_Exercise brief_
Comb the records below for the string "プレビュー" and copy each line where it turns up.

· · · · · · ·

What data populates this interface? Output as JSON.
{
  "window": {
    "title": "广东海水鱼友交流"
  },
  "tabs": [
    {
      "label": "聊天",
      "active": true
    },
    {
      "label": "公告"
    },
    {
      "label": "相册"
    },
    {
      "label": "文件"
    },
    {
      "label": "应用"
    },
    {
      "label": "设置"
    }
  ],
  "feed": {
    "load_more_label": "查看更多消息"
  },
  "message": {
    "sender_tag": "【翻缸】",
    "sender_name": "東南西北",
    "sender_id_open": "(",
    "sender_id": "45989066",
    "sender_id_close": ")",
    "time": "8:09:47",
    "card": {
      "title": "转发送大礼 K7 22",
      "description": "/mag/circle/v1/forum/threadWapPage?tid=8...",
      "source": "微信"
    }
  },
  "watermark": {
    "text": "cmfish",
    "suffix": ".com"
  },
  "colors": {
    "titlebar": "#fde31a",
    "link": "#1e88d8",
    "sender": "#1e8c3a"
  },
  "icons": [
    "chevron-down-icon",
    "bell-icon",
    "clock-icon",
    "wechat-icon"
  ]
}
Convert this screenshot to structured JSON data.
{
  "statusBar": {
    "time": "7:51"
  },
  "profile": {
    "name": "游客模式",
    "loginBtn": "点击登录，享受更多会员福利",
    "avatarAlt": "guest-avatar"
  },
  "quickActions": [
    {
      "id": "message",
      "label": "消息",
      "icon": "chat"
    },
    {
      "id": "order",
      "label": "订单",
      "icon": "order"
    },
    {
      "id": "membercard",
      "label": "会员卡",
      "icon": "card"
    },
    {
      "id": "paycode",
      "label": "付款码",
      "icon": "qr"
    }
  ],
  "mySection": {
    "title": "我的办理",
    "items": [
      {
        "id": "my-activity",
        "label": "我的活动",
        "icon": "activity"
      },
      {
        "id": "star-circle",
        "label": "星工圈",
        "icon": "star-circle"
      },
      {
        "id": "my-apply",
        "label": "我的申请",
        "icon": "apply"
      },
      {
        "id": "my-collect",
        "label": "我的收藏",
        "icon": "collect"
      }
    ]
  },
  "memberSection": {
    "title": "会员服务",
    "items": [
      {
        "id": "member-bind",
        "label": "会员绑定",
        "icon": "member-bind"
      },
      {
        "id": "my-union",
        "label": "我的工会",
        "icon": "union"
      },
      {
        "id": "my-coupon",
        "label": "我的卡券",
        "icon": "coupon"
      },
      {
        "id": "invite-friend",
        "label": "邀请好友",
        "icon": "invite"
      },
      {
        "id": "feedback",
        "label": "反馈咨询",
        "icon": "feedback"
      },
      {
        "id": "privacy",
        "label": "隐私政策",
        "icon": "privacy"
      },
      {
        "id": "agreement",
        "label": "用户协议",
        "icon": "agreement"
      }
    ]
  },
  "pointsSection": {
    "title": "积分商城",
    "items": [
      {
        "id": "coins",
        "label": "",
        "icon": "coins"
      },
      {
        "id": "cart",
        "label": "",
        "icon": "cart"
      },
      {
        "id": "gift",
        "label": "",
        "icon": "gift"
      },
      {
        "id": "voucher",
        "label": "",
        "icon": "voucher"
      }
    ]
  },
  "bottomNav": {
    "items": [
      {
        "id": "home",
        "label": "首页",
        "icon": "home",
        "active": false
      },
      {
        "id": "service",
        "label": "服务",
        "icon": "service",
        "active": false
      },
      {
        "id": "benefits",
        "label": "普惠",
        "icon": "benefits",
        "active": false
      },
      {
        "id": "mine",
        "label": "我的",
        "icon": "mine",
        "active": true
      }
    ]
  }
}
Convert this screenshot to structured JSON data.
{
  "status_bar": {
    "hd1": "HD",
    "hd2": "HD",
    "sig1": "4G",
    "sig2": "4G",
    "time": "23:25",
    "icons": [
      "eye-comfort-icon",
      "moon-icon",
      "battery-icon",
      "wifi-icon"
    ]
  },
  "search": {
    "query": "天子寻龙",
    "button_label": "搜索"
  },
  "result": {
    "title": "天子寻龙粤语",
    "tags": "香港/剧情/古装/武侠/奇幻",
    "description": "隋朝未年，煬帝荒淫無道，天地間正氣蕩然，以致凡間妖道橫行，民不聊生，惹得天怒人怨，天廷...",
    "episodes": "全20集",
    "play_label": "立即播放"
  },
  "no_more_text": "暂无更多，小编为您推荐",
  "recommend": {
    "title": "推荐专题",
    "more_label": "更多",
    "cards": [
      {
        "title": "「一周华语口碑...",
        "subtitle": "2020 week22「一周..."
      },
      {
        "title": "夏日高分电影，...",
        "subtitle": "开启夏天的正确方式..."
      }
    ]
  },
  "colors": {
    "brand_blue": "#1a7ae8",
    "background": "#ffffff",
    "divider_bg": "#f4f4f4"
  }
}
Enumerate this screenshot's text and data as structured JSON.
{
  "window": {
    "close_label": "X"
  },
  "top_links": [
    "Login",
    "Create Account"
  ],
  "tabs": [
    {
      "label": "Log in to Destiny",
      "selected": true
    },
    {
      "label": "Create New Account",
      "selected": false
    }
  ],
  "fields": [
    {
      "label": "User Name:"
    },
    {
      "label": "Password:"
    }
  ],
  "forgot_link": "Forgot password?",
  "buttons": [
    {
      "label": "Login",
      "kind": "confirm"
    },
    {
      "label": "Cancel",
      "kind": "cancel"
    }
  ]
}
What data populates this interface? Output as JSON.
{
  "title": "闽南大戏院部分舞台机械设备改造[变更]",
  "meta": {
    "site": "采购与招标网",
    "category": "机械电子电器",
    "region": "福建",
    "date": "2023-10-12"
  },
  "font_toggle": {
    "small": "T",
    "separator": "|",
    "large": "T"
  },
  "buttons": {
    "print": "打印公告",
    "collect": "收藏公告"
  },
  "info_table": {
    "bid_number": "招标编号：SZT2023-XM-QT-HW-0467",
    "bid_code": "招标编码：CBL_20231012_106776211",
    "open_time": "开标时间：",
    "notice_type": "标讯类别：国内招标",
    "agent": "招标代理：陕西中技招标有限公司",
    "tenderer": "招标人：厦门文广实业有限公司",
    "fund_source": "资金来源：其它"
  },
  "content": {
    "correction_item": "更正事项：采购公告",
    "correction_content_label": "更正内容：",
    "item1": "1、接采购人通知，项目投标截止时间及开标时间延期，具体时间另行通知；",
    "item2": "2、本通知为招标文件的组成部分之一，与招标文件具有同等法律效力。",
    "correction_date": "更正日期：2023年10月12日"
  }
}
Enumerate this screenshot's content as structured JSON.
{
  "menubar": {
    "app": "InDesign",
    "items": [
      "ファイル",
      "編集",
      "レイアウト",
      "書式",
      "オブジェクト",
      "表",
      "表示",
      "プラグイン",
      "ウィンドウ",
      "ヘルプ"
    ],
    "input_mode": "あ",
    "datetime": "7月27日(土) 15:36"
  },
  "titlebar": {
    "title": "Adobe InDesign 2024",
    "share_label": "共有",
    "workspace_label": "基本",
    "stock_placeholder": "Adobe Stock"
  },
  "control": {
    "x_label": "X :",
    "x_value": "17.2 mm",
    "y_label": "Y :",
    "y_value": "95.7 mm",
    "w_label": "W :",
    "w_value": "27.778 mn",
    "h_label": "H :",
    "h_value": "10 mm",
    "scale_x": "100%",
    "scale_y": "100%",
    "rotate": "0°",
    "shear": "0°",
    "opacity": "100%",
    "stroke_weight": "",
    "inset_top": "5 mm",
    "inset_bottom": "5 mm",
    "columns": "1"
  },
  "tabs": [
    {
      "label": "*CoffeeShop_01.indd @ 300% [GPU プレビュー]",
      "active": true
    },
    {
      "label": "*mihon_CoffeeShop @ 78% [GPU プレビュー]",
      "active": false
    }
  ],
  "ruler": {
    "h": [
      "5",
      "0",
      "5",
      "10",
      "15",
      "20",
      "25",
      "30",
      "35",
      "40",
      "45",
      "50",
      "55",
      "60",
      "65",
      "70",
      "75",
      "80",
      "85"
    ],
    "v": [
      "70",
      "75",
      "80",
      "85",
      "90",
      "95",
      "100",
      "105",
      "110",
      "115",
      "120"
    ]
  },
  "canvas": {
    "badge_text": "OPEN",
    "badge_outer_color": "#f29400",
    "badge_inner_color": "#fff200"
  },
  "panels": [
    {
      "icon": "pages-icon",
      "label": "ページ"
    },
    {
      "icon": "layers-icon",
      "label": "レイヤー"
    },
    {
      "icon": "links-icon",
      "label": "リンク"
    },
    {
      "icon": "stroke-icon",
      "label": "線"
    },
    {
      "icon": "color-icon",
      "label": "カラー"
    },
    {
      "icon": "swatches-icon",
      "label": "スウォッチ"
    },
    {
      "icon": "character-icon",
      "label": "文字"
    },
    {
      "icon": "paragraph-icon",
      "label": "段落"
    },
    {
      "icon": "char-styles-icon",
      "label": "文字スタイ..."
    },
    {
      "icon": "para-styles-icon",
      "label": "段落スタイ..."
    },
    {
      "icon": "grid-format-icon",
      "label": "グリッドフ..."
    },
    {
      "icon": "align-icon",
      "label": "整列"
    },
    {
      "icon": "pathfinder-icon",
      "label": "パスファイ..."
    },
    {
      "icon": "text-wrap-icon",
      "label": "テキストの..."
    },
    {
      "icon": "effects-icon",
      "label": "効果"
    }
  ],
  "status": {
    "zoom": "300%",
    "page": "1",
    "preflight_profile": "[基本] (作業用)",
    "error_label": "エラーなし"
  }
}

· · · · · · ·

_Result_
      "label": "*CoffeeShop_01.indd @ 300% [GPU プレビュー]",
      "label": "*mihon_CoffeeShop @ 78% [GPU プレビュー]",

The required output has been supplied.